» Instructions for the task
Lines containing the word "legend" should be extracted in full.

----

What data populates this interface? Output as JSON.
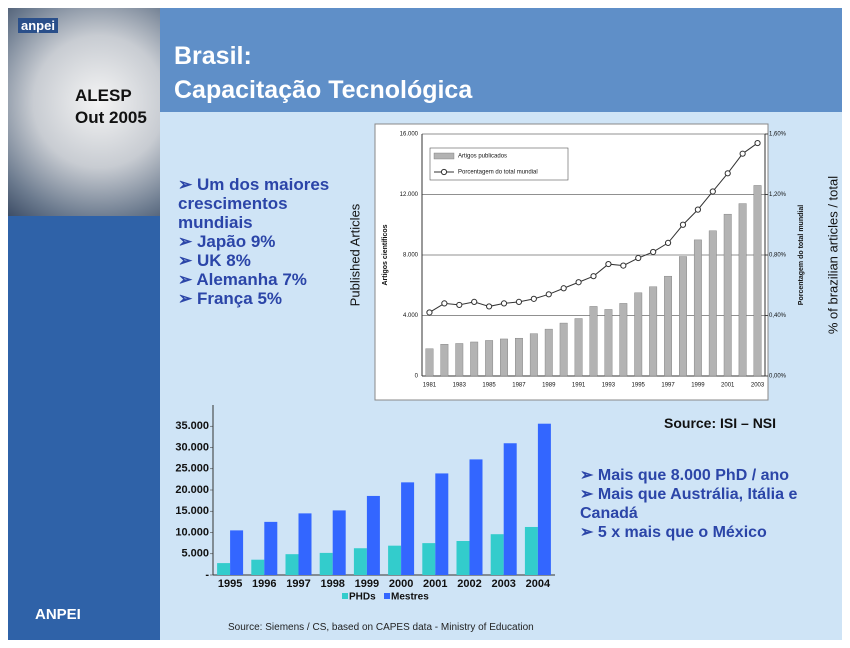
{
  "header": {
    "logo": "anpei",
    "event": "ALESP",
    "date": "Out 2005",
    "title_line1": "Brasil:",
    "title_line2": "Capacitação Tecnológica"
  },
  "bullets_left": [
    "Um dos maiores crescimentos mundiais",
    "Japão 9%",
    "UK 8%",
    "Alemanha 7%",
    "França 5%"
  ],
  "source_top": "Source: ISI – NSI",
  "bullets_right": [
    "Mais que 8.000 PhD / ano",
    "Mais que Austrália, Itália e Canadá",
    "5 x mais que o México"
  ],
  "footer": {
    "brand": "ANPEI",
    "source": "Source: Siemens / CS, based on CAPES data - Ministry of Education"
  },
  "chart_data": [
    {
      "type": "combo",
      "categories": [
        "1981",
        null,
        "1983",
        null,
        "1985",
        null,
        "1987",
        null,
        "1989",
        null,
        "1991",
        null,
        "1993",
        null,
        "1995",
        null,
        "1997",
        null,
        "1999",
        null,
        "2001",
        null,
        "2003"
      ],
      "series": [
        {
          "name": "Artigos publicados",
          "type": "bar",
          "color": "#b3b3b3",
          "values": [
            1800,
            2100,
            2150,
            2250,
            2350,
            2450,
            2500,
            2800,
            3100,
            3500,
            3800,
            4600,
            4400,
            4800,
            5500,
            5900,
            6600,
            7900,
            9000,
            9600,
            10700,
            11400,
            12600
          ]
        },
        {
          "name": "Porcentagem do total mundial",
          "type": "line",
          "axis": "y2",
          "color": "#333333",
          "values": [
            0.42,
            0.48,
            0.47,
            0.49,
            0.46,
            0.48,
            0.49,
            0.51,
            0.54,
            0.58,
            0.62,
            0.66,
            0.74,
            0.73,
            0.78,
            0.82,
            0.88,
            1.0,
            1.1,
            1.22,
            1.34,
            1.47,
            1.54
          ]
        }
      ],
      "ylim": [
        0,
        16000
      ],
      "yticks": [
        0,
        {
          "value": 4000,
          "label": "4.000"
        },
        {
          "value": 8000,
          "label": "8.000"
        },
        {
          "value": 12000,
          "label": "12.000"
        },
        {
          "value": 16000,
          "label": "16.000"
        }
      ],
      "y2lim": [
        0,
        1.6
      ],
      "y2ticks": [
        {
          "value": 0,
          "label": "0,00%"
        },
        {
          "value": 0.4,
          "label": "0,40%"
        },
        {
          "value": 0.8,
          "label": "0,80%"
        },
        {
          "value": 1.2,
          "label": "1,20%"
        },
        {
          "value": 1.6,
          "label": "1,60%"
        }
      ],
      "ylabel": "Artigos científicos",
      "ylabel_outer": "Published Articles",
      "y2label": "Porcentagem do total mundial",
      "y2label_outer": "% of brazilian articles / total",
      "grid": true,
      "legend": "upper left"
    },
    {
      "type": "bar",
      "categories": [
        "1995",
        "1996",
        "1997",
        "1998",
        "1999",
        "2000",
        "2001",
        "2002",
        "2003",
        "2004"
      ],
      "series": [
        {
          "name": "PHDs",
          "color": "#33cccc",
          "values": [
            2800,
            3600,
            4900,
            5200,
            6300,
            6900,
            7500,
            8000,
            9600,
            11300
          ]
        },
        {
          "name": "Mestres",
          "color": "#3366ff",
          "values": [
            10500,
            12500,
            14500,
            15200,
            18600,
            21800,
            23900,
            27200,
            31000,
            35600
          ]
        }
      ],
      "ylim": [
        0,
        40000
      ],
      "yticks": [
        {
          "value": 0,
          "label": "-"
        },
        {
          "value": 5000,
          "label": "5.000"
        },
        {
          "value": 10000,
          "label": "10.000"
        },
        {
          "value": 15000,
          "label": "15.000"
        },
        {
          "value": 20000,
          "label": "20.000"
        },
        {
          "value": 25000,
          "label": "25.000"
        },
        {
          "value": 30000,
          "label": "30.000"
        },
        {
          "value": 35000,
          "label": "35.000"
        }
      ],
      "grid": false,
      "legend": "bottom"
    }
  ]
}
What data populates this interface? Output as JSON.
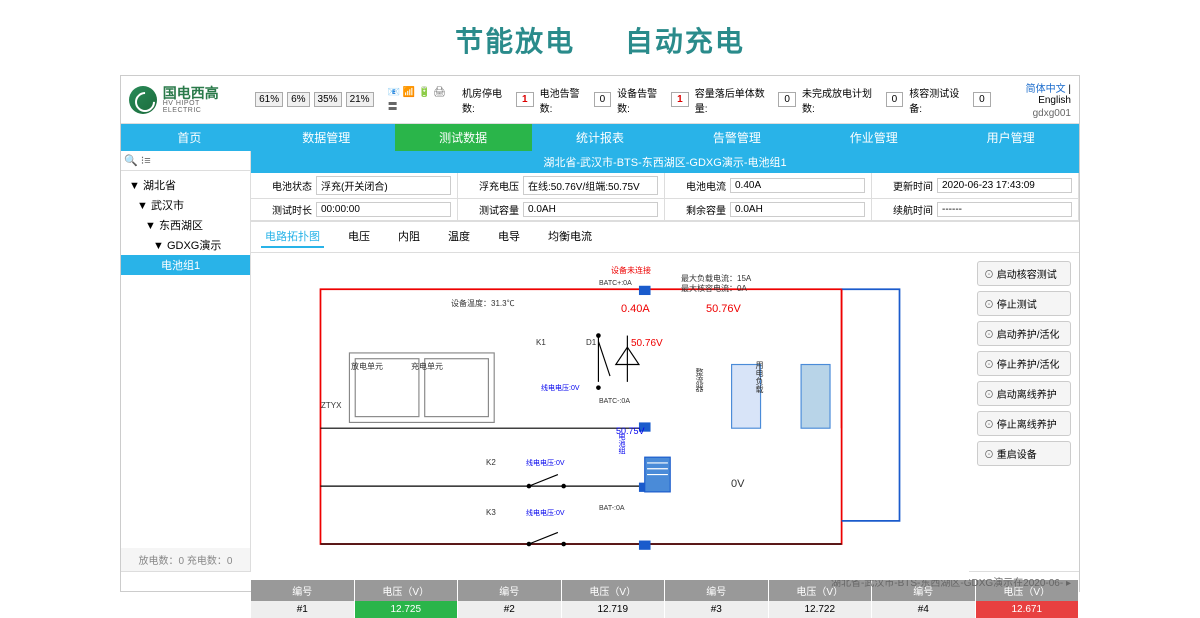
{
  "slogan": {
    "left": "节能放电",
    "right": "自动充电"
  },
  "logo": {
    "cn": "国电西高",
    "en": "HV HIPOT ELECTRIC"
  },
  "topStats": {
    "pcts": [
      "61%",
      "6%",
      "35%",
      "21%"
    ],
    "items": [
      {
        "label": "机房停电数:",
        "value": "1",
        "red": true
      },
      {
        "label": "电池告警数:",
        "value": "0"
      },
      {
        "label": "设备告警数:",
        "value": "1",
        "red": true
      },
      {
        "label": "容量落后单体数量:",
        "value": "0"
      },
      {
        "label": "未完成放电计划数:",
        "value": "0"
      },
      {
        "label": "核容测试设备:",
        "value": "0"
      }
    ]
  },
  "topRight": {
    "lang1": "简体中文",
    "lang2": "English",
    "user": "gdxg001"
  },
  "nav": [
    "首页",
    "数据管理",
    "测试数据",
    "统计报表",
    "告警管理",
    "作业管理",
    "用户管理"
  ],
  "navActive": 2,
  "tree": [
    {
      "text": "▼ 湖北省",
      "lvl": 1
    },
    {
      "text": "▼ 武汉市",
      "lvl": 2
    },
    {
      "text": "▼ 东西湖区",
      "lvl": 3
    },
    {
      "text": "▼ GDXG演示",
      "lvl": 4
    },
    {
      "text": "电池组1",
      "lvl": 5
    }
  ],
  "sidebarFooter": "放电数：0 充电数：0",
  "breadcrumb": "湖北省-武汉市-BTS-东西湖区-GDXG演示-电池组1",
  "status": [
    {
      "label": "电池状态",
      "value": "浮充(开关闭合)"
    },
    {
      "label": "浮充电压",
      "value": "在线:50.76V/组端:50.75V"
    },
    {
      "label": "电池电流",
      "value": "0.40A"
    },
    {
      "label": "更新时间",
      "value": "2020-06-23 17:43:09"
    },
    {
      "label": "测试时长",
      "value": "00:00:00"
    },
    {
      "label": "测试容量",
      "value": "0.0AH"
    },
    {
      "label": "剩余容量",
      "value": "0.0AH"
    },
    {
      "label": "续航时间",
      "value": "------"
    }
  ],
  "subtabs": [
    "电路拓扑图",
    "电压",
    "内阻",
    "温度",
    "电导",
    "均衡电流"
  ],
  "subtabActive": 0,
  "diagram": {
    "devStatus": "设备未连接",
    "temp": "设备温度：31.3℃",
    "maxLoad": "最大负载电流：15A",
    "maxTest": "最大核容电流：0A",
    "current": "0.40A",
    "voltage1": "50.76V",
    "voltage2": "50.76V",
    "lineV": "50.75V",
    "zeroV": "0V",
    "batcP": "BATC+:0A",
    "batcN": "BATC-:0A",
    "batN": "BAT-:0A",
    "unit1": "放电单元",
    "unit2": "充电单元",
    "ztyx": "ZTYX",
    "k1": "K1",
    "k2": "K2",
    "k3": "K3",
    "d1": "D1",
    "lv1": "线电电压:0V",
    "lv2": "线电电压:0V",
    "lv3": "线电电压:0V",
    "rect": "整流器",
    "load": "用电负载",
    "batt": "电池组"
  },
  "actions": [
    "启动核容测试",
    "停止测试",
    "启动养护/活化",
    "停止养护/活化",
    "启动离线养护",
    "停止离线养护",
    "重启设备"
  ],
  "table": {
    "headers": [
      "编号",
      "电压（V）",
      "编号",
      "电压（V）",
      "编号",
      "电压（V）",
      "编号",
      "电压（V）"
    ],
    "row": [
      {
        "v": "#1"
      },
      {
        "v": "12.725",
        "cls": "green"
      },
      {
        "v": "#2"
      },
      {
        "v": "12.719"
      },
      {
        "v": "#3"
      },
      {
        "v": "12.722"
      },
      {
        "v": "#4"
      },
      {
        "v": "12.671",
        "cls": "red"
      }
    ]
  },
  "footer": "湖北省-武汉市-BTS-东西湖区-GDXG演示在2020-06- ▸"
}
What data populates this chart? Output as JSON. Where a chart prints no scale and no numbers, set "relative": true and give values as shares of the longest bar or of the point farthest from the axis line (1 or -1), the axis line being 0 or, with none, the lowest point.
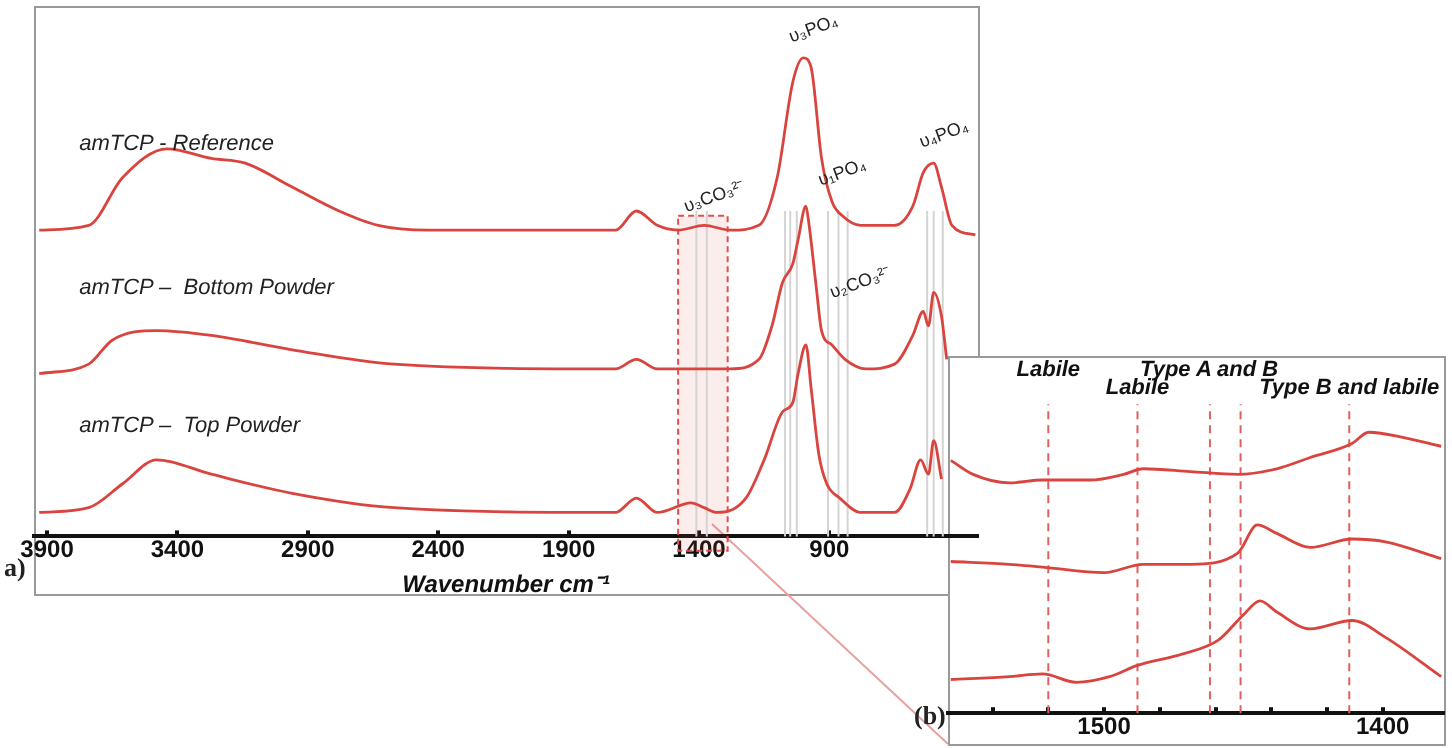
{
  "chart_data": [
    {
      "type": "line",
      "relative": true,
      "xlabel": "Wavenumber cm⁻¹",
      "xlim": [
        3950,
        330
      ],
      "xticks": [
        3900,
        3400,
        2900,
        2400,
        1900,
        1400,
        900
      ],
      "grid": false,
      "legend": false,
      "marker": "none",
      "series": [
        {
          "name": "amTCP - Reference",
          "color": "#d9443f",
          "x": [
            3930,
            3740,
            3610,
            3440,
            3270,
            3140,
            2960,
            2780,
            2630,
            2440,
            1720,
            1640,
            1560,
            1480,
            1380,
            1280,
            1170,
            1100,
            1040,
            1000,
            970,
            930,
            890,
            850,
            780,
            650,
            580,
            540,
            500,
            470,
            430,
            340
          ],
          "values": [
            0.64,
            0.65,
            0.75,
            0.81,
            0.79,
            0.78,
            0.73,
            0.68,
            0.65,
            0.64,
            0.64,
            0.68,
            0.65,
            0.64,
            0.65,
            0.64,
            0.65,
            0.75,
            0.95,
            1.0,
            0.98,
            0.79,
            0.7,
            0.67,
            0.65,
            0.65,
            0.69,
            0.76,
            0.78,
            0.73,
            0.65,
            0.63
          ]
        },
        {
          "name": "amTCP –  Bottom Powder",
          "color": "#d9443f",
          "x": [
            3930,
            3740,
            3650,
            3480,
            3270,
            2960,
            2570,
            1720,
            1640,
            1560,
            1430,
            1280,
            1170,
            1120,
            1080,
            1040,
            1020,
            990,
            980,
            950,
            930,
            890,
            840,
            760,
            650,
            580,
            540,
            520,
            500,
            470,
            450
          ],
          "values": [
            0.34,
            0.36,
            0.41,
            0.43,
            0.42,
            0.39,
            0.36,
            0.35,
            0.37,
            0.35,
            0.35,
            0.35,
            0.37,
            0.44,
            0.53,
            0.57,
            0.62,
            0.69,
            0.66,
            0.52,
            0.43,
            0.4,
            0.37,
            0.35,
            0.36,
            0.42,
            0.47,
            0.44,
            0.51,
            0.46,
            0.37
          ]
        },
        {
          "name": "amTCP –  Top Powder",
          "color": "#d9443f",
          "x": [
            3930,
            3740,
            3610,
            3480,
            3270,
            2960,
            2570,
            1720,
            1640,
            1560,
            1430,
            1380,
            1330,
            1220,
            1150,
            1080,
            1040,
            1020,
            990,
            970,
            940,
            910,
            860,
            780,
            650,
            590,
            550,
            520,
            500,
            470
          ],
          "values": [
            0.05,
            0.06,
            0.11,
            0.16,
            0.13,
            0.09,
            0.06,
            0.05,
            0.08,
            0.05,
            0.07,
            0.06,
            0.05,
            0.08,
            0.16,
            0.26,
            0.28,
            0.34,
            0.4,
            0.31,
            0.17,
            0.11,
            0.08,
            0.05,
            0.05,
            0.1,
            0.16,
            0.13,
            0.2,
            0.12
          ]
        }
      ],
      "annotations": [
        {
          "text": "υ₃PO₄",
          "x": 1000,
          "y": 1.0
        },
        {
          "text": "υ₁PO₄",
          "x": 890,
          "y": 0.7
        },
        {
          "text": "υ₄PO₄",
          "x": 500,
          "y": 0.78
        },
        {
          "text": "υ₃CO₃²⁻",
          "x": 1380,
          "y": 0.65
        },
        {
          "text": "υ₂CO₃²⁻",
          "x": 820,
          "y": 0.47
        },
        "a)"
      ],
      "bands": [
        {
          "axis": "x",
          "from": 1480,
          "to": 1290,
          "color": "#e05050"
        }
      ],
      "ref_lines": [
        {
          "axis": "x",
          "value": 1410,
          "color": "#d4d4d4",
          "line_style": "solid"
        },
        {
          "axis": "x",
          "value": 1370,
          "color": "#d4d4d4",
          "line_style": "solid"
        },
        {
          "axis": "x",
          "value": 1070,
          "color": "#d4d4d4",
          "line_style": "solid"
        },
        {
          "axis": "x",
          "value": 1050,
          "color": "#d4d4d4",
          "line_style": "solid"
        },
        {
          "axis": "x",
          "value": 1025,
          "color": "#d4d4d4",
          "line_style": "solid"
        },
        {
          "axis": "x",
          "value": 905,
          "color": "#d4d4d4",
          "line_style": "solid"
        },
        {
          "axis": "x",
          "value": 865,
          "color": "#d4d4d4",
          "line_style": "solid"
        },
        {
          "axis": "x",
          "value": 830,
          "color": "#d4d4d4",
          "line_style": "solid"
        },
        {
          "axis": "x",
          "value": 525,
          "color": "#d4d4d4",
          "line_style": "solid"
        },
        {
          "axis": "x",
          "value": 500,
          "color": "#d4d4d4",
          "line_style": "solid"
        },
        {
          "axis": "x",
          "value": 465,
          "color": "#d4d4d4",
          "line_style": "solid"
        }
      ]
    },
    {
      "type": "line",
      "relative": true,
      "xlim": [
        1556,
        1378
      ],
      "xticks": [
        {
          "value": 1540,
          "label": null
        },
        {
          "value": 1520,
          "label": null
        },
        1500,
        {
          "value": 1480,
          "label": null
        },
        {
          "value": 1460,
          "label": null
        },
        {
          "value": 1440,
          "label": null
        },
        {
          "value": 1420,
          "label": null
        },
        1400
      ],
      "grid": false,
      "legend": false,
      "marker": "none",
      "series": [
        {
          "color": "#d9443f",
          "x": [
            1555,
            1547,
            1534,
            1522,
            1505,
            1493,
            1486,
            1469,
            1452,
            1438,
            1426,
            1411,
            1405,
            1392,
            1379
          ],
          "values": [
            0.9,
            0.85,
            0.82,
            0.83,
            0.83,
            0.85,
            0.87,
            0.86,
            0.85,
            0.87,
            0.91,
            0.96,
            1.0,
            0.98,
            0.95
          ]
        },
        {
          "color": "#d9443f",
          "x": [
            1555,
            1534,
            1522,
            1500,
            1486,
            1469,
            1452,
            1445,
            1438,
            1426,
            1411,
            1399,
            1379
          ],
          "values": [
            0.54,
            0.53,
            0.52,
            0.5,
            0.53,
            0.53,
            0.57,
            0.67,
            0.64,
            0.59,
            0.62,
            0.61,
            0.55
          ]
        },
        {
          "color": "#d9443f",
          "x": [
            1555,
            1534,
            1522,
            1510,
            1498,
            1488,
            1472,
            1459,
            1450,
            1444,
            1438,
            1426,
            1411,
            1399,
            1379
          ],
          "values": [
            0.12,
            0.13,
            0.14,
            0.11,
            0.13,
            0.17,
            0.21,
            0.26,
            0.35,
            0.4,
            0.36,
            0.3,
            0.33,
            0.27,
            0.13
          ]
        }
      ],
      "annotations": [
        "(b)"
      ],
      "ref_lines": [
        {
          "axis": "x",
          "value": 1520,
          "label": "Labile",
          "color": "#e06060",
          "line_style": "dashed"
        },
        {
          "axis": "x",
          "value": 1488,
          "label": "Labile",
          "color": "#e06060",
          "line_style": "dashed"
        },
        {
          "axis": "x",
          "value": 1462,
          "label": "Type A and B",
          "color": "#e06060",
          "line_style": "dashed"
        },
        {
          "axis": "x",
          "value": 1451,
          "color": "#e06060",
          "line_style": "dashed"
        },
        {
          "axis": "x",
          "value": 1412,
          "label": "Type B and labile",
          "color": "#e06060",
          "line_style": "dashed"
        }
      ]
    }
  ]
}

----

» Final result
      "legend": "upper left"
      "legend": "bottom"
      "legend": false,
      "legend": false,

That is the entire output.